§ **GIVEN REQUEST**
Output the listing from the line with "List each element" to the line with "Text: OH: OH (377, 342, 401, 357)", both lines included, as a two-column CSV with the columns instruction and result. Give one row per instruction, quote each field, and replace line breaks with spaces. Leave the pictures out of the CSV.

§ **DATA SUPPLIED**
________________
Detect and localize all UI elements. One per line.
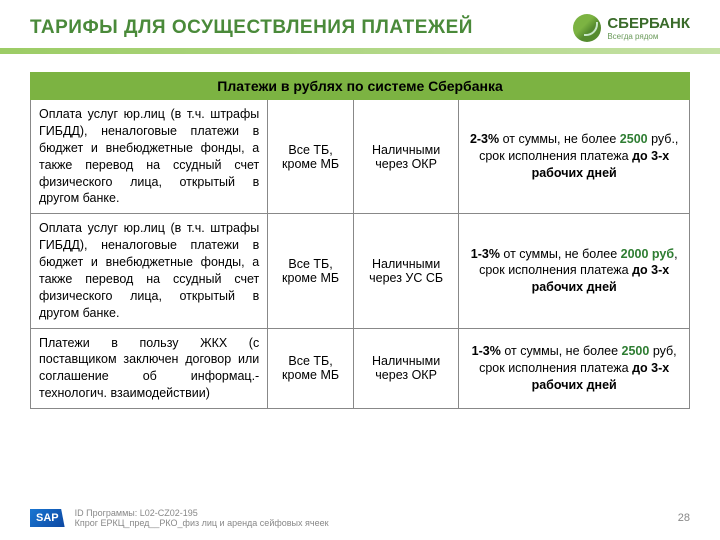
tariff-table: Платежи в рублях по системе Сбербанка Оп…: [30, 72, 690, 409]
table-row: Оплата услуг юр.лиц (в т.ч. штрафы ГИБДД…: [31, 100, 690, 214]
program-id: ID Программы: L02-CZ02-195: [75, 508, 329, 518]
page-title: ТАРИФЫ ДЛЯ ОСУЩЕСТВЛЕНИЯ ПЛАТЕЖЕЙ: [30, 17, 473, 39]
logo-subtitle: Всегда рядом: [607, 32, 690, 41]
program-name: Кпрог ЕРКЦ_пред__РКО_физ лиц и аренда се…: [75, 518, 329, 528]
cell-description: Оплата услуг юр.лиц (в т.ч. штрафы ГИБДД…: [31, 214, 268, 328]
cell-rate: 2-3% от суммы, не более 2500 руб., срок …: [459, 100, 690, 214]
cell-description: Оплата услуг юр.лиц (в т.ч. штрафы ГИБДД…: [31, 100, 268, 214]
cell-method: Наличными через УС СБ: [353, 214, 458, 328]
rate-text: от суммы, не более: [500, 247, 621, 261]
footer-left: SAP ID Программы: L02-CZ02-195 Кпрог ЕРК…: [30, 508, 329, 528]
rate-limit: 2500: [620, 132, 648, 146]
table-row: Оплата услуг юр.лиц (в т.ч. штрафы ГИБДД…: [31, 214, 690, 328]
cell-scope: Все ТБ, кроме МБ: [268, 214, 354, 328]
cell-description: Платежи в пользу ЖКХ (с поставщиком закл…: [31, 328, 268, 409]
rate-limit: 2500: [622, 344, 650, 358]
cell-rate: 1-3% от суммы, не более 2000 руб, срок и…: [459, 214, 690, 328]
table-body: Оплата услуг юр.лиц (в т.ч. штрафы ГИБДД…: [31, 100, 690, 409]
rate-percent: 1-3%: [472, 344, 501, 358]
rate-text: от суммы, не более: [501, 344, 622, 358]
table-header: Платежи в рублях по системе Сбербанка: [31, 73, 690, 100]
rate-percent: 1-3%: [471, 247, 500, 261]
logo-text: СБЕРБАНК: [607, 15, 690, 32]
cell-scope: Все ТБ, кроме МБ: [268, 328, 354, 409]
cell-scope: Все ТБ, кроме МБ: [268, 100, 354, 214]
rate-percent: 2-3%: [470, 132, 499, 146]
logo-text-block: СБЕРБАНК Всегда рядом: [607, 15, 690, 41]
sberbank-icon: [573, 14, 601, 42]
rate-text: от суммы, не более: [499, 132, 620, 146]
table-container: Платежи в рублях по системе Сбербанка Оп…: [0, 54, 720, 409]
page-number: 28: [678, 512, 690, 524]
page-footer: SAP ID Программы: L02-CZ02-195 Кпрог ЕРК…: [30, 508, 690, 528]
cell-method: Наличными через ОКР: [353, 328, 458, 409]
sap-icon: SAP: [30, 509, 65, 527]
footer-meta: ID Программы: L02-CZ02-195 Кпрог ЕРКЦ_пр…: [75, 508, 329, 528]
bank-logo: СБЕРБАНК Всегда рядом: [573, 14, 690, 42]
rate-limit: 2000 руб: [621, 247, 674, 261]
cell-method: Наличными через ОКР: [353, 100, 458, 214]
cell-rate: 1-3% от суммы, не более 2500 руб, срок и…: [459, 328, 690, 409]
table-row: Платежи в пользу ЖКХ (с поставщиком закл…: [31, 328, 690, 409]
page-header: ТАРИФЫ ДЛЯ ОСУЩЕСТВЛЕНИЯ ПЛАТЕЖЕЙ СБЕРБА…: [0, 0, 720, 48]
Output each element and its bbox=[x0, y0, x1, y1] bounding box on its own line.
________________
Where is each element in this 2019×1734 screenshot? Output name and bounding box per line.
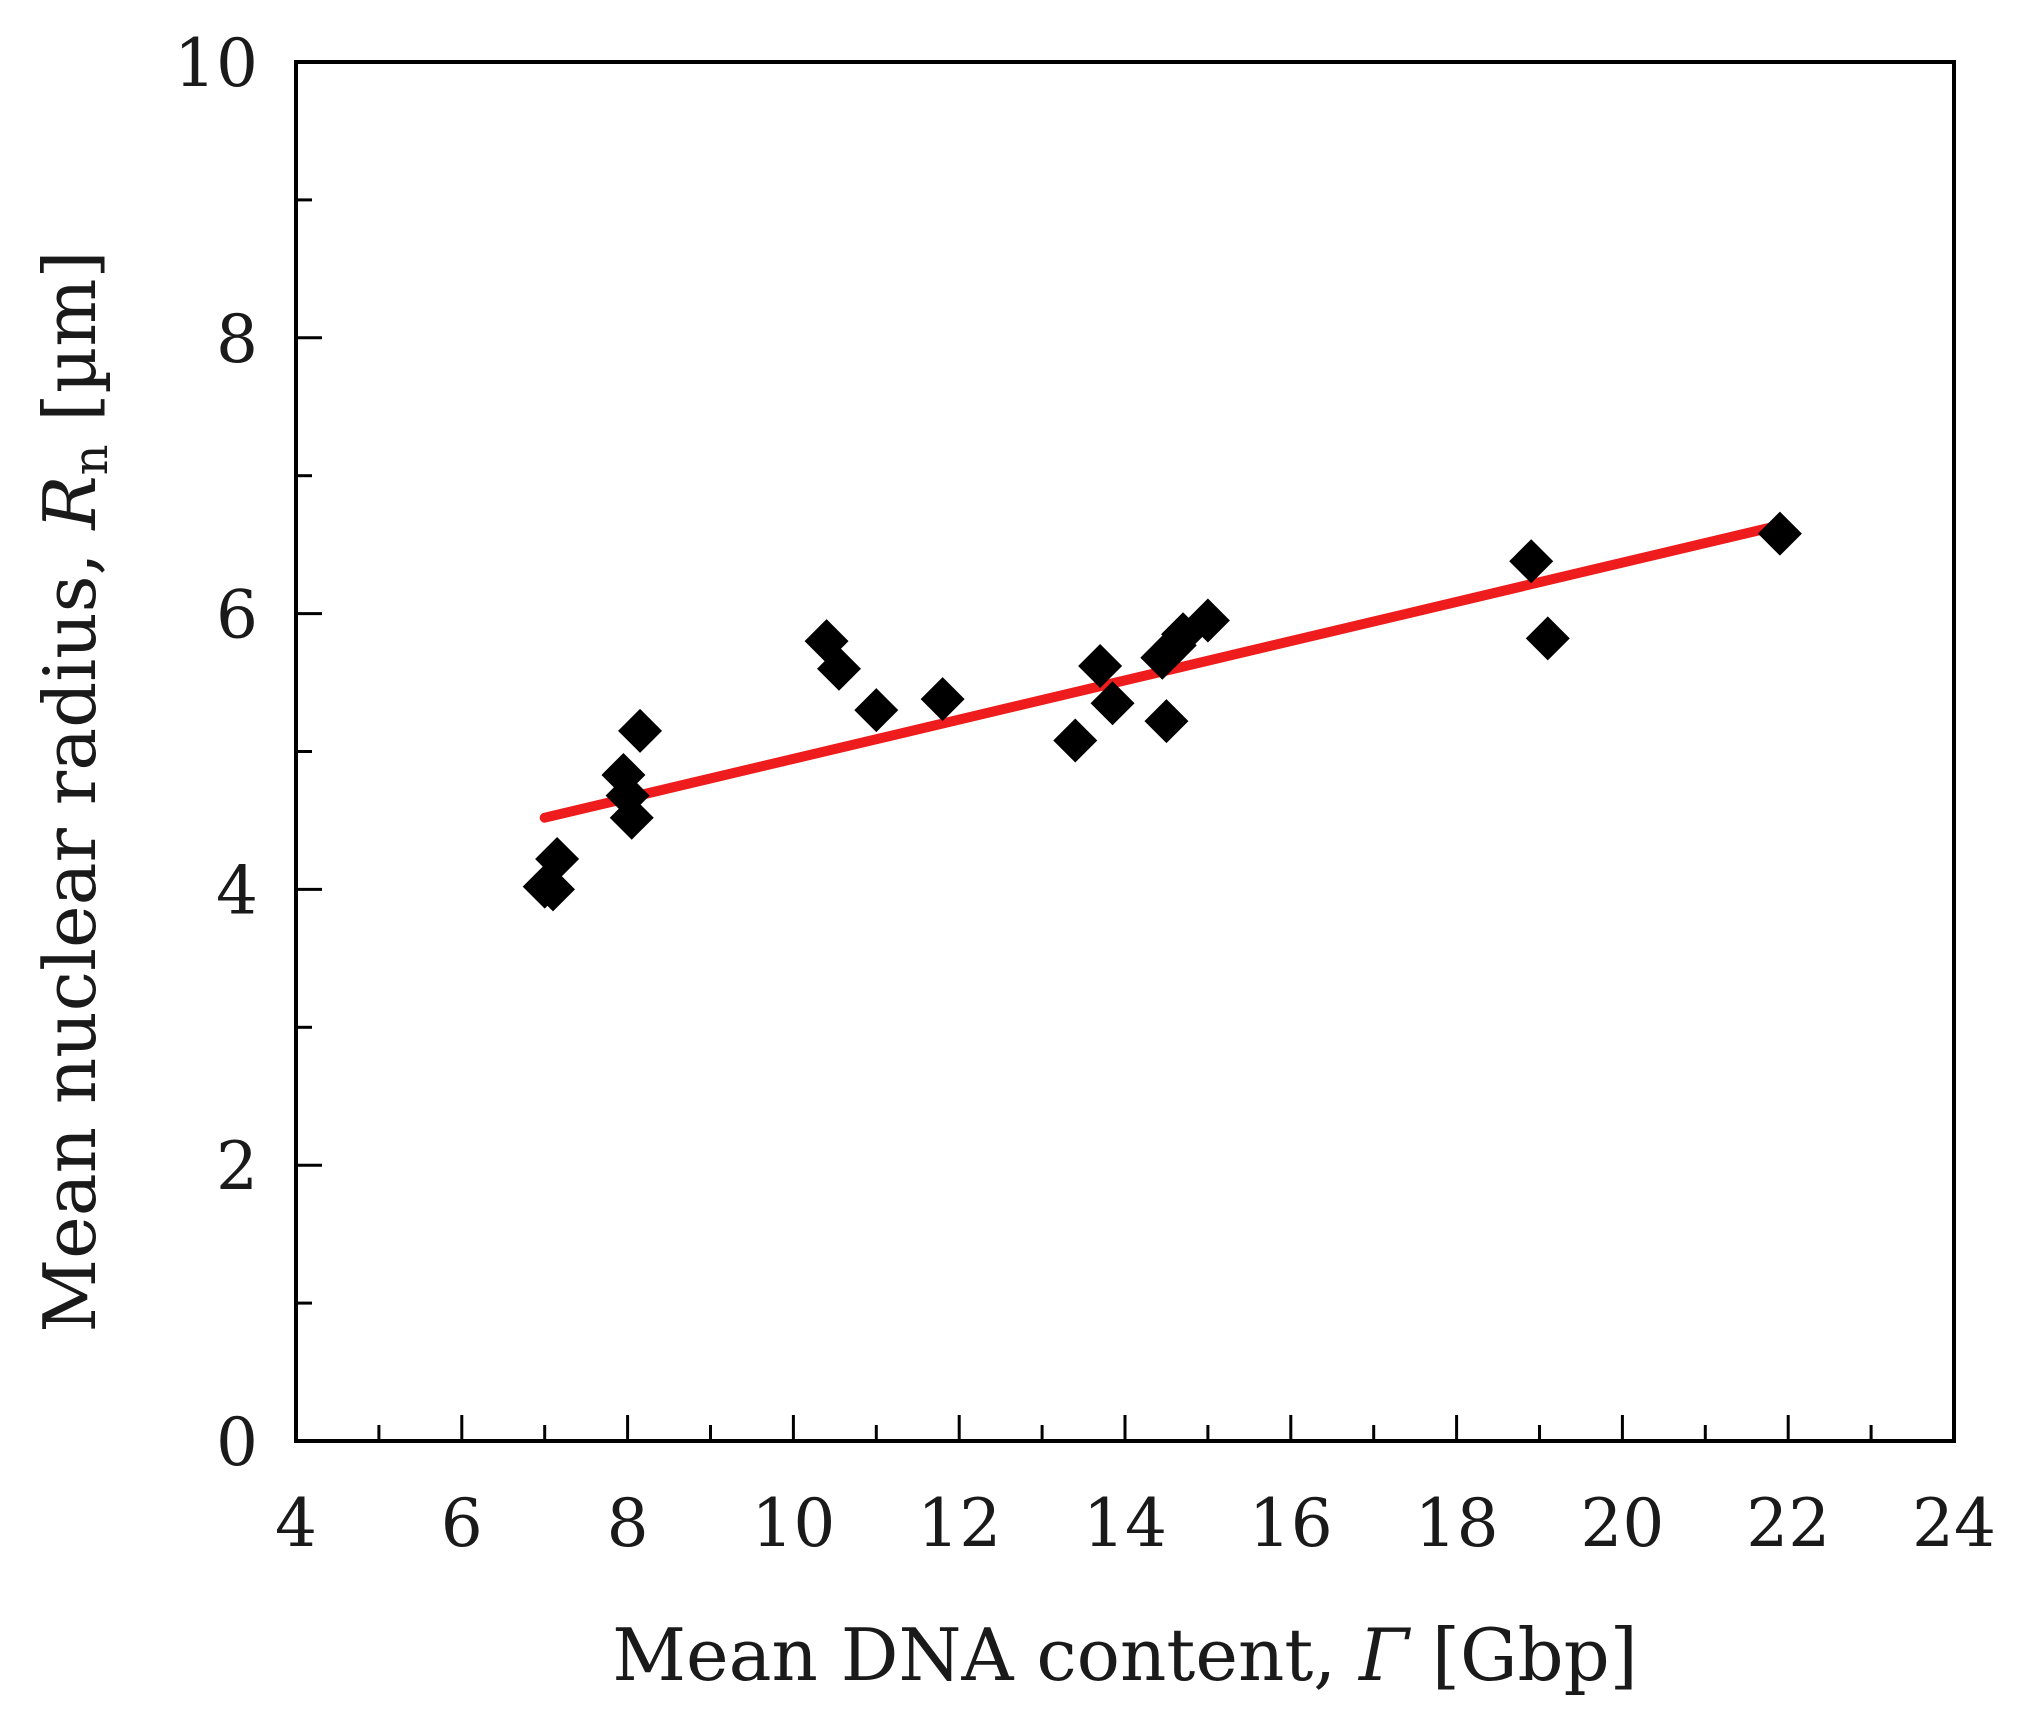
________________
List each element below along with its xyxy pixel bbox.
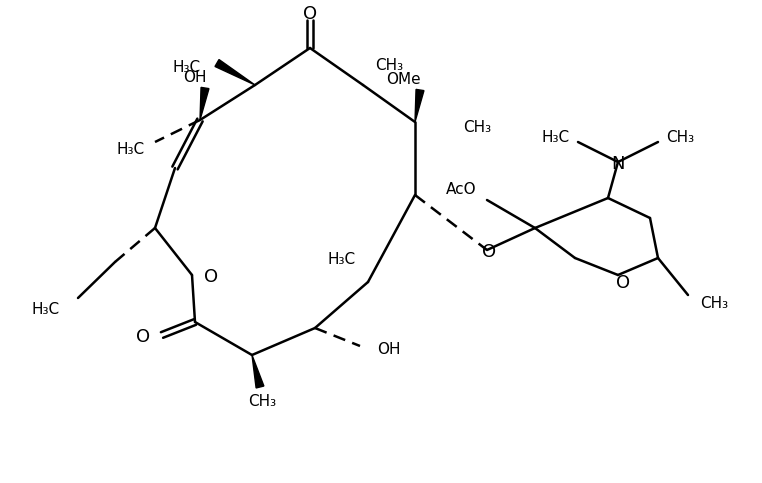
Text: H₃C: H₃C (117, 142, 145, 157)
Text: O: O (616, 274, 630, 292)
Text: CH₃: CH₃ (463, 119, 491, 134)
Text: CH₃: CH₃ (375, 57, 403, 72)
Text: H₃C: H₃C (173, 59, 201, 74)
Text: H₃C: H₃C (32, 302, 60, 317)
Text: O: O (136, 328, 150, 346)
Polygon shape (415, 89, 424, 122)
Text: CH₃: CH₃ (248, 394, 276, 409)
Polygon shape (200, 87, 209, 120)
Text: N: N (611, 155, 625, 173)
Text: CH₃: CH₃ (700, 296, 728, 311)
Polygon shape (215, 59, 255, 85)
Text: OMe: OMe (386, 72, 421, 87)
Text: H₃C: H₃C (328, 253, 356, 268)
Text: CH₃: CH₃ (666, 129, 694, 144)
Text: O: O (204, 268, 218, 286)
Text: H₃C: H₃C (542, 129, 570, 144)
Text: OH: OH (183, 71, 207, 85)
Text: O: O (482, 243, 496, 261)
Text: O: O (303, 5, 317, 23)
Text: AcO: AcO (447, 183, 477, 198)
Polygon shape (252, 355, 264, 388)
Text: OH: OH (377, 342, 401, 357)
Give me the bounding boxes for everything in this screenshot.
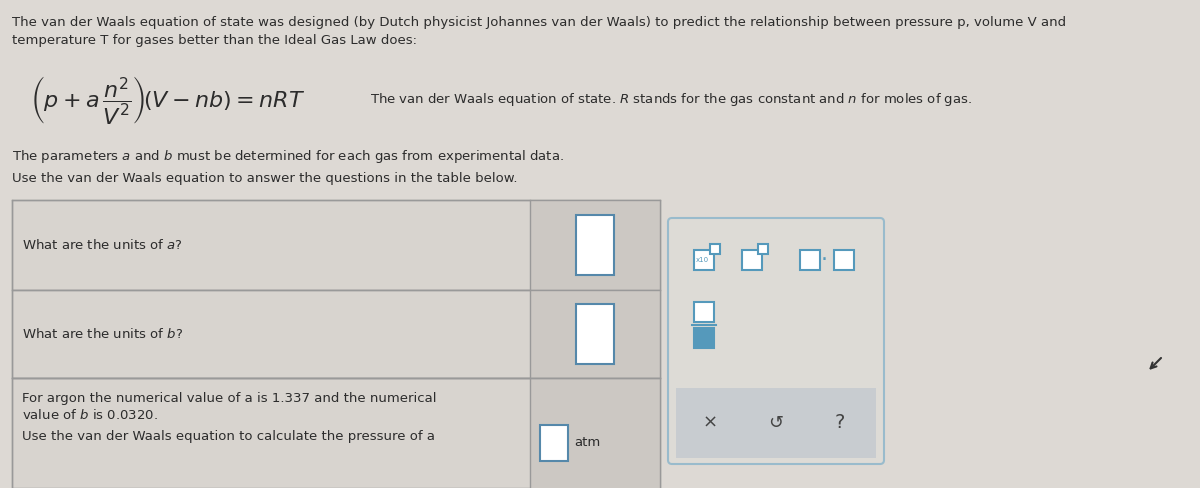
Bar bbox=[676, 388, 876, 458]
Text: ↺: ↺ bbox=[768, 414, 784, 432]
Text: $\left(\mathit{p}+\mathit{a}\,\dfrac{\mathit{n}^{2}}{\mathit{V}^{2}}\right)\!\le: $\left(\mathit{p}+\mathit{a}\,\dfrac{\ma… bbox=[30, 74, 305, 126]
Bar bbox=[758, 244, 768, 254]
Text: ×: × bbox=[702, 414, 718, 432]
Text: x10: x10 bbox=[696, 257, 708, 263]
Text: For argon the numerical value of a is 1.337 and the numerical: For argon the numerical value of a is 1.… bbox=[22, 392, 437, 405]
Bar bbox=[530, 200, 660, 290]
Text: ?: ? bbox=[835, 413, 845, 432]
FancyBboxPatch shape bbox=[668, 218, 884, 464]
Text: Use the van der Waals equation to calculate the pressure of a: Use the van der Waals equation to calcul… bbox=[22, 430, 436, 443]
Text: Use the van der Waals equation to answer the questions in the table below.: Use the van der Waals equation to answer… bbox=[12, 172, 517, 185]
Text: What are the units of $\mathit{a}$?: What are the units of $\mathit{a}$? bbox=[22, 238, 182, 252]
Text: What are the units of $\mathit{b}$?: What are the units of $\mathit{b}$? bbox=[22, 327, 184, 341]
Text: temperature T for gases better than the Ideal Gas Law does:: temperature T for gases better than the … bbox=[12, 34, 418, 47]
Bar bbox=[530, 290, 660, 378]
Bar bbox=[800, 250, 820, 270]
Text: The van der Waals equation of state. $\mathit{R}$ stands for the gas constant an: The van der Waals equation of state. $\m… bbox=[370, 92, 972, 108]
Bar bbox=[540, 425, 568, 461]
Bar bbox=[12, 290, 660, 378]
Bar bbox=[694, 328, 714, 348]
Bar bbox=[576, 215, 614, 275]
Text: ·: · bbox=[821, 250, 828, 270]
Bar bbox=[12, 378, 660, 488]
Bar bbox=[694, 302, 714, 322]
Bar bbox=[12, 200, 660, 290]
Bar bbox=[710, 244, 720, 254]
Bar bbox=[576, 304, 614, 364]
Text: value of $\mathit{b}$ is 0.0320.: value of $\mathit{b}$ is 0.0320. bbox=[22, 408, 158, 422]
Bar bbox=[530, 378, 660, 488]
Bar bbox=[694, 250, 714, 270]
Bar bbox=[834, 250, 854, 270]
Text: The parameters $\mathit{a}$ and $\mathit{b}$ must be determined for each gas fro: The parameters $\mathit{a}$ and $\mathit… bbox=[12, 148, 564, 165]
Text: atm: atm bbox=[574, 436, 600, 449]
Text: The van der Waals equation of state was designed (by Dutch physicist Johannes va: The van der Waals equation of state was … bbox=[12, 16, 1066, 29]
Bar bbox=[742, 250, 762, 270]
________________
§ **EXERCISE ANSWER**
instruction,result
"List each element below along with its xyxy pixel bbox.","Text: H₃C: H₃C (117, 142, 145, 157) Text: O: O (616, 274, 630, 292) Text: CH₃: CH₃ (463, 119, 491, 134) Text: CH₃: CH₃ (375, 57, 403, 72) Text: H₃C: H₃C (173, 59, 201, 74) Text: H₃C: H₃C (32, 302, 60, 317) Text: O: O (136, 328, 150, 346) Polygon shape (415, 89, 424, 122) Text: CH₃: CH₃ (248, 394, 276, 409) Polygon shape (200, 87, 209, 120) Text: N: N (611, 155, 625, 173) Text: CH₃: CH₃ (700, 296, 728, 311) Polygon shape (215, 59, 255, 85) Text: OMe: OMe (386, 72, 421, 87) Text: H₃C: H₃C (328, 253, 356, 268) Text: CH₃: CH₃ (666, 129, 694, 144) Text: O: O (204, 268, 218, 286) Text: H₃C: H₃C (542, 129, 570, 144) Text: OH: OH (183, 71, 207, 85) Text: O: O (482, 243, 496, 261) Text: O: O (303, 5, 317, 23) Text: AcO: AcO (447, 183, 477, 198) Polygon shape (252, 355, 264, 388) Text: OH: OH (377, 342, 401, 357)"